| Data provided |
-- -- --
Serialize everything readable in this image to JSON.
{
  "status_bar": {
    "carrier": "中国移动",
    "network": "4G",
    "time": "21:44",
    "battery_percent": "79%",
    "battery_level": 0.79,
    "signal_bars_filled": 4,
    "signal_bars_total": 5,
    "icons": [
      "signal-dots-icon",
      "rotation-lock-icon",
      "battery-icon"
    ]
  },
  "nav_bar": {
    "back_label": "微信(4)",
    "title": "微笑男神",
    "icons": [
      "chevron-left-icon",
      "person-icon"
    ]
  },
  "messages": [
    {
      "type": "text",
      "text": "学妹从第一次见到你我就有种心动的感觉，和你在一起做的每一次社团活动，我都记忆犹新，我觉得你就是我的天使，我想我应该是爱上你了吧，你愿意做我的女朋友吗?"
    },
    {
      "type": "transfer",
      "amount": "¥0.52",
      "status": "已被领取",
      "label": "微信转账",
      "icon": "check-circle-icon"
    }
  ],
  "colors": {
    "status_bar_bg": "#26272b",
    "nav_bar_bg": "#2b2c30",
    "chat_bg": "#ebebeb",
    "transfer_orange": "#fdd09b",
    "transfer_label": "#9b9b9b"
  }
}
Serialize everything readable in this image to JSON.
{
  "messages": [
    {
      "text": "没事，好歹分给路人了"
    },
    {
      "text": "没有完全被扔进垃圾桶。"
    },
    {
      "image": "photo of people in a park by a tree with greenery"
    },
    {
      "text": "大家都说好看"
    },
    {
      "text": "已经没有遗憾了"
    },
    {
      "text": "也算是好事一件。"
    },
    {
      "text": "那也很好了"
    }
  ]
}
-- -- --
| What to produce |
All the entries above need to be reproduced exactly.

| Final answer |
Serialize everything readable in this image to JSON.
{
  "status_bar": {
    "carrier": "中国移动",
    "network": "4G",
    "time": "21:44",
    "battery_percent": "79%",
    "battery_level": 0.79,
    "signal_bars_filled": 4,
    "signal_bars_total": 5,
    "icons": [
      "signal-dots-icon",
      "rotation-lock-icon",
      "battery-icon"
    ]
  },
  "nav_bar": {
    "back_label": "微信(4)",
    "title": "微笑男神",
    "icons": [
      "chevron-left-icon",
      "person-icon"
    ]
  },
  "messages": [
    {
      "type": "text",
      "text": "学妹从第一次见到你我就有种心动的感觉，和你在一起做的每一次社团活动，我都记忆犹新，我觉得你就是我的天使，我想我应该是爱上你了吧，你愿意做我的女朋友吗?"
    },
    {
      "type": "transfer",
      "amount": "¥0.52",
      "status": "已被领取",
      "label": "微信转账",
      "icon": "check-circle-icon"
    }
  ],
  "colors": {
    "status_bar_bg": "#26272b",
    "nav_bar_bg": "#2b2c30",
    "chat_bg": "#ebebeb",
    "transfer_orange": "#fdd09b",
    "transfer_label": "#9b9b9b"
  }
}
Serialize everything readable in this image to JSON.
{
  "messages": [
    {
      "text": "没事，好歹分给路人了"
    },
    {
      "text": "没有完全被扔进垃圾桶。"
    },
    {
      "image": "photo of people in a park by a tree with greenery"
    },
    {
      "text": "大家都说好看"
    },
    {
      "text": "已经没有遗憾了"
    },
    {
      "text": "也算是好事一件。"
    },
    {
      "text": "那也很好了"
    }
  ]
}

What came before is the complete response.